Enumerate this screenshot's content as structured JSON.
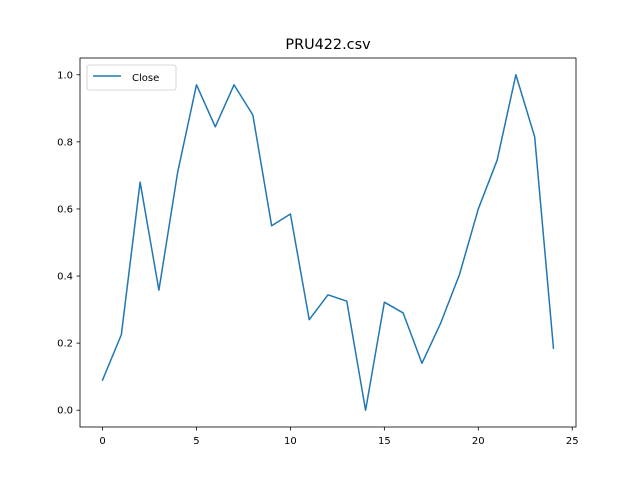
{
  "chart_data": {
    "type": "line",
    "title": "PRU422.csv",
    "xlabel": "",
    "ylabel": "",
    "x": [
      0,
      1,
      2,
      3,
      4,
      5,
      6,
      7,
      8,
      9,
      10,
      11,
      12,
      13,
      14,
      15,
      16,
      17,
      18,
      19,
      20,
      21,
      22,
      23,
      24
    ],
    "series": [
      {
        "name": "Close",
        "color": "#1f77b4",
        "values": [
          0.09,
          0.225,
          0.68,
          0.358,
          0.71,
          0.97,
          0.845,
          0.97,
          0.88,
          0.55,
          0.585,
          0.27,
          0.344,
          0.325,
          0.0,
          0.322,
          0.29,
          0.14,
          0.26,
          0.405,
          0.6,
          0.745,
          1.0,
          0.815,
          0.185
        ]
      }
    ],
    "xlim": [
      -1.2,
      25.2
    ],
    "ylim": [
      -0.05,
      1.05
    ],
    "xticks": [
      0,
      5,
      10,
      15,
      20,
      25
    ],
    "xtick_labels": [
      "0",
      "5",
      "10",
      "15",
      "20",
      "25"
    ],
    "yticks": [
      0.0,
      0.2,
      0.4,
      0.6,
      0.8,
      1.0
    ],
    "ytick_labels": [
      "0.0",
      "0.2",
      "0.4",
      "0.6",
      "0.8",
      "1.0"
    ],
    "grid": false,
    "legend_position": "upper-left"
  }
}
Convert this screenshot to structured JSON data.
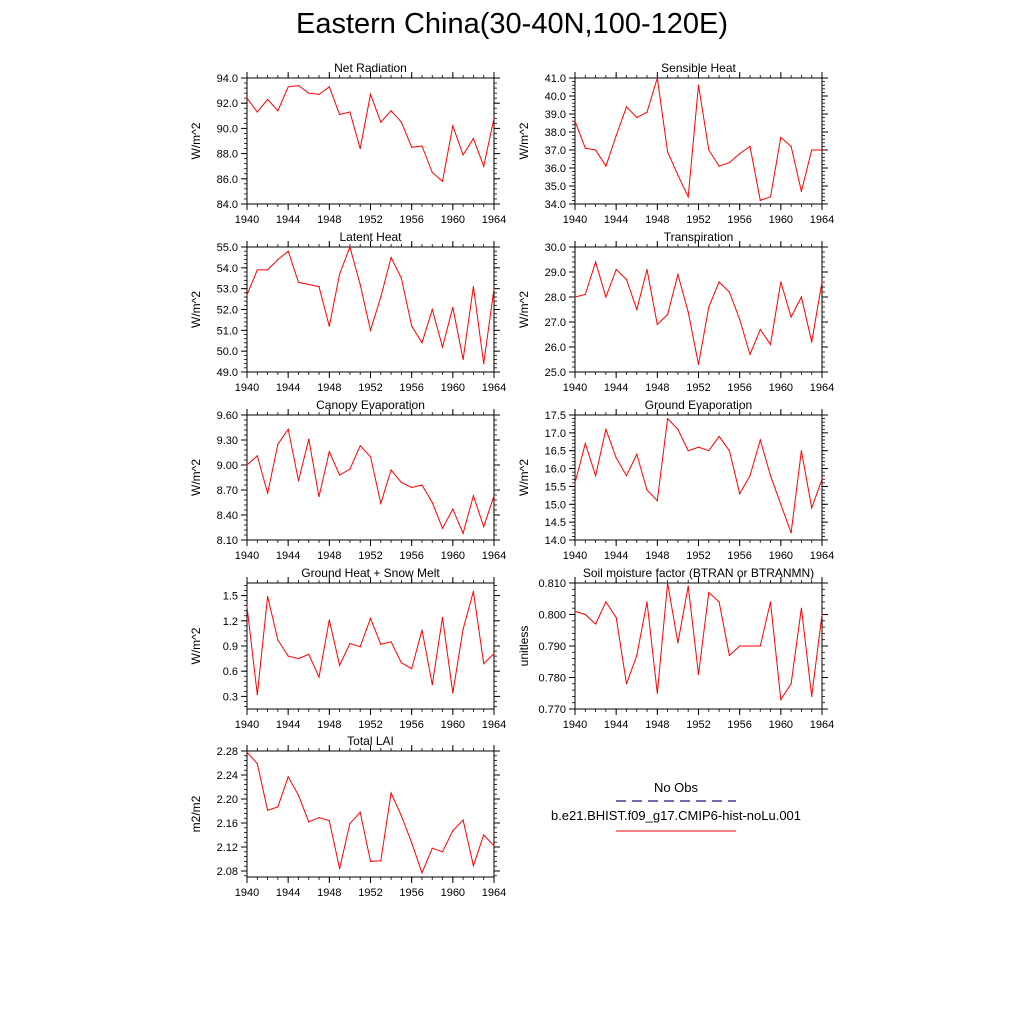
{
  "figure": {
    "title": "Eastern China(30-40N,100-120E)"
  },
  "legend": {
    "obs_label": "No Obs",
    "obs_color": "#1a1a80",
    "model_label": "b.e21.BHIST.f09_g17.CMIP6-hist-noLu.001",
    "model_color": "#ff0000"
  },
  "chart_data": [
    {
      "type": "line",
      "title": "Net Radiation",
      "xlabel": "",
      "ylabel": "W/m^2",
      "xlim": [
        1940,
        1964
      ],
      "ylim": [
        84,
        94
      ],
      "xticks": [
        1940,
        1944,
        1948,
        1952,
        1956,
        1960,
        1964
      ],
      "yticks": [
        "84.0",
        "86.0",
        "88.0",
        "90.0",
        "92.0",
        "94.0"
      ],
      "x": [
        1940,
        1941,
        1942,
        1943,
        1944,
        1945,
        1946,
        1947,
        1948,
        1949,
        1950,
        1951,
        1952,
        1953,
        1954,
        1955,
        1956,
        1957,
        1958,
        1959,
        1960,
        1961,
        1962,
        1963,
        1964
      ],
      "series": [
        {
          "color": "#ff0000",
          "values": [
            92.4,
            91.3,
            92.3,
            91.4,
            93.3,
            93.4,
            92.8,
            92.7,
            93.3,
            91.1,
            91.3,
            88.4,
            92.7,
            90.5,
            91.4,
            90.5,
            88.5,
            88.6,
            86.5,
            85.8,
            90.2,
            87.9,
            89.2,
            87.0,
            90.8
          ]
        }
      ]
    },
    {
      "type": "line",
      "title": "Sensible Heat",
      "xlabel": "",
      "ylabel": "W/m^2",
      "xlim": [
        1940,
        1964
      ],
      "ylim": [
        34,
        41
      ],
      "xticks": [
        1940,
        1944,
        1948,
        1952,
        1956,
        1960,
        1964
      ],
      "yticks": [
        "34.0",
        "35.0",
        "36.0",
        "37.0",
        "38.0",
        "39.0",
        "40.0",
        "41.0"
      ],
      "x": [
        1940,
        1941,
        1942,
        1943,
        1944,
        1945,
        1946,
        1947,
        1948,
        1949,
        1950,
        1951,
        1952,
        1953,
        1954,
        1955,
        1956,
        1957,
        1958,
        1959,
        1960,
        1961,
        1962,
        1963,
        1964
      ],
      "series": [
        {
          "color": "#ff0000",
          "values": [
            38.6,
            37.1,
            37.0,
            36.1,
            37.8,
            39.4,
            38.8,
            39.1,
            41.0,
            36.9,
            35.6,
            34.4,
            40.6,
            37.0,
            36.1,
            36.3,
            36.8,
            37.2,
            34.2,
            34.4,
            37.7,
            37.2,
            34.7,
            37.0,
            37.0
          ]
        }
      ]
    },
    {
      "type": "line",
      "title": "Latent Heat",
      "xlabel": "",
      "ylabel": "W/m^2",
      "xlim": [
        1940,
        1964
      ],
      "ylim": [
        49,
        55
      ],
      "xticks": [
        1940,
        1944,
        1948,
        1952,
        1956,
        1960,
        1964
      ],
      "yticks": [
        "49.0",
        "50.0",
        "51.0",
        "52.0",
        "53.0",
        "54.0",
        "55.0"
      ],
      "x": [
        1940,
        1941,
        1942,
        1943,
        1944,
        1945,
        1946,
        1947,
        1948,
        1949,
        1950,
        1951,
        1952,
        1953,
        1954,
        1955,
        1956,
        1957,
        1958,
        1959,
        1960,
        1961,
        1962,
        1963,
        1964
      ],
      "series": [
        {
          "color": "#ff0000",
          "values": [
            52.7,
            53.9,
            53.9,
            54.4,
            54.8,
            53.3,
            53.2,
            53.1,
            51.2,
            53.7,
            55.0,
            53.2,
            51.0,
            52.6,
            54.5,
            53.5,
            51.2,
            50.4,
            52.0,
            50.2,
            52.1,
            49.6,
            53.1,
            49.4,
            53.0
          ]
        }
      ]
    },
    {
      "type": "line",
      "title": "Transpiration",
      "xlabel": "",
      "ylabel": "W/m^2",
      "xlim": [
        1940,
        1964
      ],
      "ylim": [
        25,
        30
      ],
      "xticks": [
        1940,
        1944,
        1948,
        1952,
        1956,
        1960,
        1964
      ],
      "yticks": [
        "25.0",
        "26.0",
        "27.0",
        "28.0",
        "29.0",
        "30.0"
      ],
      "x": [
        1940,
        1941,
        1942,
        1943,
        1944,
        1945,
        1946,
        1947,
        1948,
        1949,
        1950,
        1951,
        1952,
        1953,
        1954,
        1955,
        1956,
        1957,
        1958,
        1959,
        1960,
        1961,
        1962,
        1963,
        1964
      ],
      "series": [
        {
          "color": "#ff0000",
          "values": [
            28.0,
            28.1,
            29.4,
            28.0,
            29.1,
            28.7,
            27.5,
            29.1,
            26.9,
            27.3,
            28.9,
            27.4,
            25.3,
            27.6,
            28.6,
            28.2,
            27.1,
            25.7,
            26.7,
            26.1,
            28.6,
            27.2,
            28.0,
            26.2,
            28.6
          ]
        }
      ]
    },
    {
      "type": "line",
      "title": "Canopy Evaporation",
      "xlabel": "",
      "ylabel": "W/m^2",
      "xlim": [
        1940,
        1964
      ],
      "ylim": [
        8.1,
        9.6
      ],
      "xticks": [
        1940,
        1944,
        1948,
        1952,
        1956,
        1960,
        1964
      ],
      "yticks": [
        "8.10",
        "8.40",
        "8.70",
        "9.00",
        "9.30",
        "9.60"
      ],
      "x": [
        1940,
        1941,
        1942,
        1943,
        1944,
        1945,
        1946,
        1947,
        1948,
        1949,
        1950,
        1951,
        1952,
        1953,
        1954,
        1955,
        1956,
        1957,
        1958,
        1959,
        1960,
        1961,
        1962,
        1963,
        1964
      ],
      "series": [
        {
          "color": "#ff0000",
          "values": [
            9.0,
            9.11,
            8.66,
            9.25,
            9.43,
            8.81,
            9.31,
            8.62,
            9.16,
            8.88,
            8.95,
            9.23,
            9.1,
            8.54,
            8.94,
            8.79,
            8.73,
            8.76,
            8.55,
            8.24,
            8.47,
            8.18,
            8.63,
            8.26,
            8.63
          ]
        }
      ]
    },
    {
      "type": "line",
      "title": "Ground Evaporation",
      "xlabel": "",
      "ylabel": "W/m^2",
      "xlim": [
        1940,
        1964
      ],
      "ylim": [
        14,
        17.5
      ],
      "xticks": [
        1940,
        1944,
        1948,
        1952,
        1956,
        1960,
        1964
      ],
      "yticks": [
        "14.0",
        "14.5",
        "15.0",
        "15.5",
        "16.0",
        "16.5",
        "17.0",
        "17.5"
      ],
      "x": [
        1940,
        1941,
        1942,
        1943,
        1944,
        1945,
        1946,
        1947,
        1948,
        1949,
        1950,
        1951,
        1952,
        1953,
        1954,
        1955,
        1956,
        1957,
        1958,
        1959,
        1960,
        1961,
        1962,
        1963,
        1964
      ],
      "series": [
        {
          "color": "#ff0000",
          "values": [
            15.6,
            16.7,
            15.8,
            17.1,
            16.3,
            15.8,
            16.4,
            15.4,
            15.1,
            17.4,
            17.1,
            16.5,
            16.6,
            16.5,
            16.9,
            16.5,
            15.3,
            15.8,
            16.8,
            15.8,
            15.0,
            14.2,
            16.5,
            14.9,
            15.7
          ]
        }
      ]
    },
    {
      "type": "line",
      "title": "Ground Heat + Snow Melt",
      "xlabel": "",
      "ylabel": "W/m^2",
      "xlim": [
        1940,
        1964
      ],
      "ylim": [
        0.15,
        1.65
      ],
      "xticks": [
        1940,
        1944,
        1948,
        1952,
        1956,
        1960,
        1964
      ],
      "yticks": [
        "0.3",
        "0.6",
        "0.9",
        "1.2",
        "1.5"
      ],
      "x": [
        1940,
        1941,
        1942,
        1943,
        1944,
        1945,
        1946,
        1947,
        1948,
        1949,
        1950,
        1951,
        1952,
        1953,
        1954,
        1955,
        1956,
        1957,
        1958,
        1959,
        1960,
        1961,
        1962,
        1963,
        1964
      ],
      "series": [
        {
          "color": "#ff0000",
          "values": [
            1.37,
            0.32,
            1.49,
            0.97,
            0.78,
            0.75,
            0.8,
            0.53,
            1.21,
            0.67,
            0.93,
            0.89,
            1.23,
            0.92,
            0.95,
            0.7,
            0.63,
            1.09,
            0.44,
            1.24,
            0.34,
            1.1,
            1.55,
            0.69,
            0.81
          ]
        }
      ]
    },
    {
      "type": "line",
      "title": "Soil moisture factor (BTRAN or BTRANMN)",
      "xlabel": "",
      "ylabel": "unitless",
      "xlim": [
        1940,
        1964
      ],
      "ylim": [
        0.77,
        0.81
      ],
      "xticks": [
        1940,
        1944,
        1948,
        1952,
        1956,
        1960,
        1964
      ],
      "yticks": [
        "0.770",
        "0.780",
        "0.790",
        "0.800",
        "0.810"
      ],
      "x": [
        1940,
        1941,
        1942,
        1943,
        1944,
        1945,
        1946,
        1947,
        1948,
        1949,
        1950,
        1951,
        1952,
        1953,
        1954,
        1955,
        1956,
        1957,
        1958,
        1959,
        1960,
        1961,
        1962,
        1963,
        1964
      ],
      "series": [
        {
          "color": "#ff0000",
          "values": [
            0.801,
            0.8,
            0.797,
            0.804,
            0.799,
            0.778,
            0.787,
            0.804,
            0.775,
            0.81,
            0.791,
            0.809,
            0.781,
            0.807,
            0.804,
            0.787,
            0.79,
            0.79,
            0.79,
            0.804,
            0.773,
            0.778,
            0.802,
            0.774,
            0.8
          ]
        }
      ]
    },
    {
      "type": "line",
      "title": "Total LAI",
      "xlabel": "",
      "ylabel": "m2/m2",
      "xlim": [
        1940,
        1964
      ],
      "ylim": [
        2.07,
        2.28
      ],
      "xticks": [
        1940,
        1944,
        1948,
        1952,
        1956,
        1960,
        1964
      ],
      "yticks": [
        "2.08",
        "2.12",
        "2.16",
        "2.20",
        "2.24",
        "2.28"
      ],
      "x": [
        1940,
        1941,
        1942,
        1943,
        1944,
        1945,
        1946,
        1947,
        1948,
        1949,
        1950,
        1951,
        1952,
        1953,
        1954,
        1955,
        1956,
        1957,
        1958,
        1959,
        1960,
        1961,
        1962,
        1963,
        1964
      ],
      "series": [
        {
          "color": "#ff0000",
          "values": [
            2.278,
            2.259,
            2.181,
            2.187,
            2.237,
            2.206,
            2.162,
            2.169,
            2.164,
            2.084,
            2.159,
            2.178,
            2.096,
            2.097,
            2.21,
            2.172,
            2.127,
            2.077,
            2.118,
            2.112,
            2.147,
            2.165,
            2.089,
            2.14,
            2.122
          ]
        }
      ]
    }
  ]
}
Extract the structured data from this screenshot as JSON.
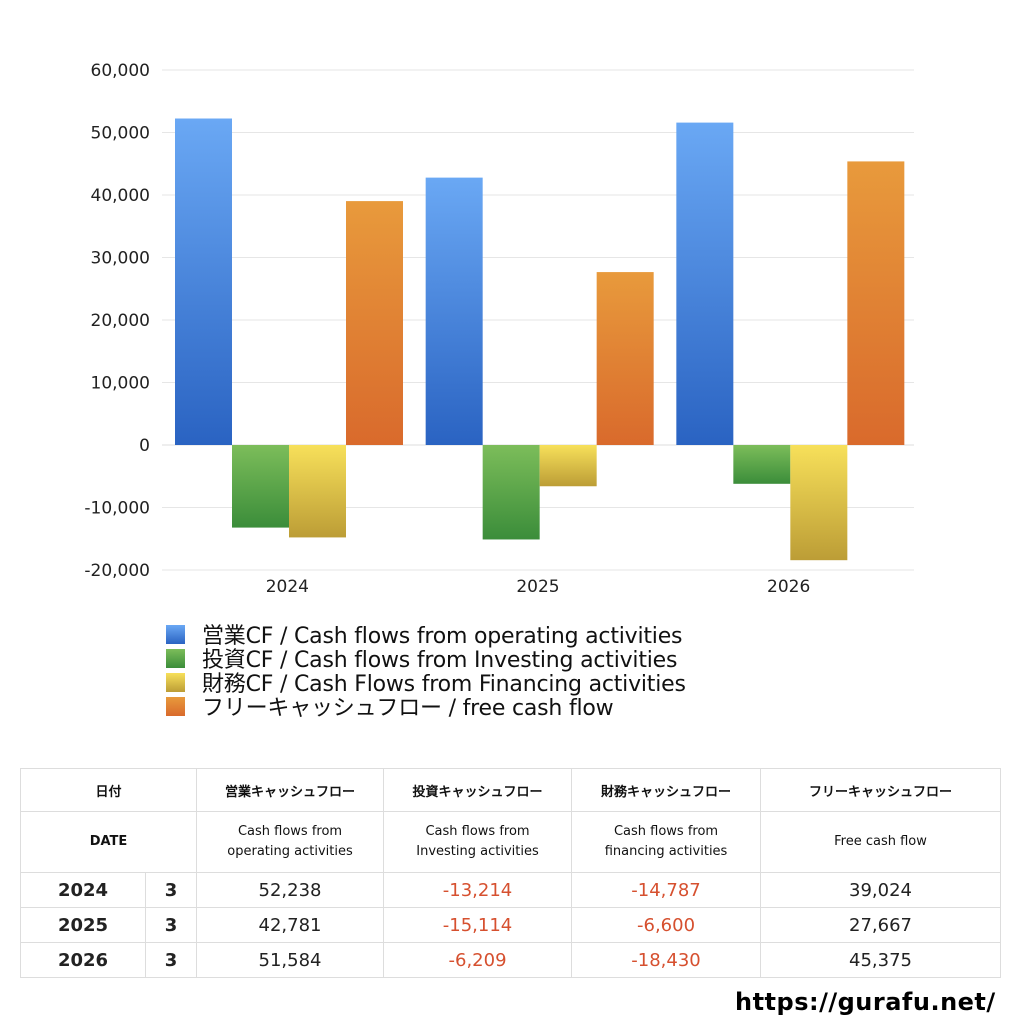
□ □ □ □ □ □ □
## WHAT IS EXPECTED
Copy every line of the records above that holds the word "Heat".

## COMPLETED TASK
      "title": "Sensible Heat",
      "title": "Latent Heat",
      "title": "Ground Heat + Snow Melt",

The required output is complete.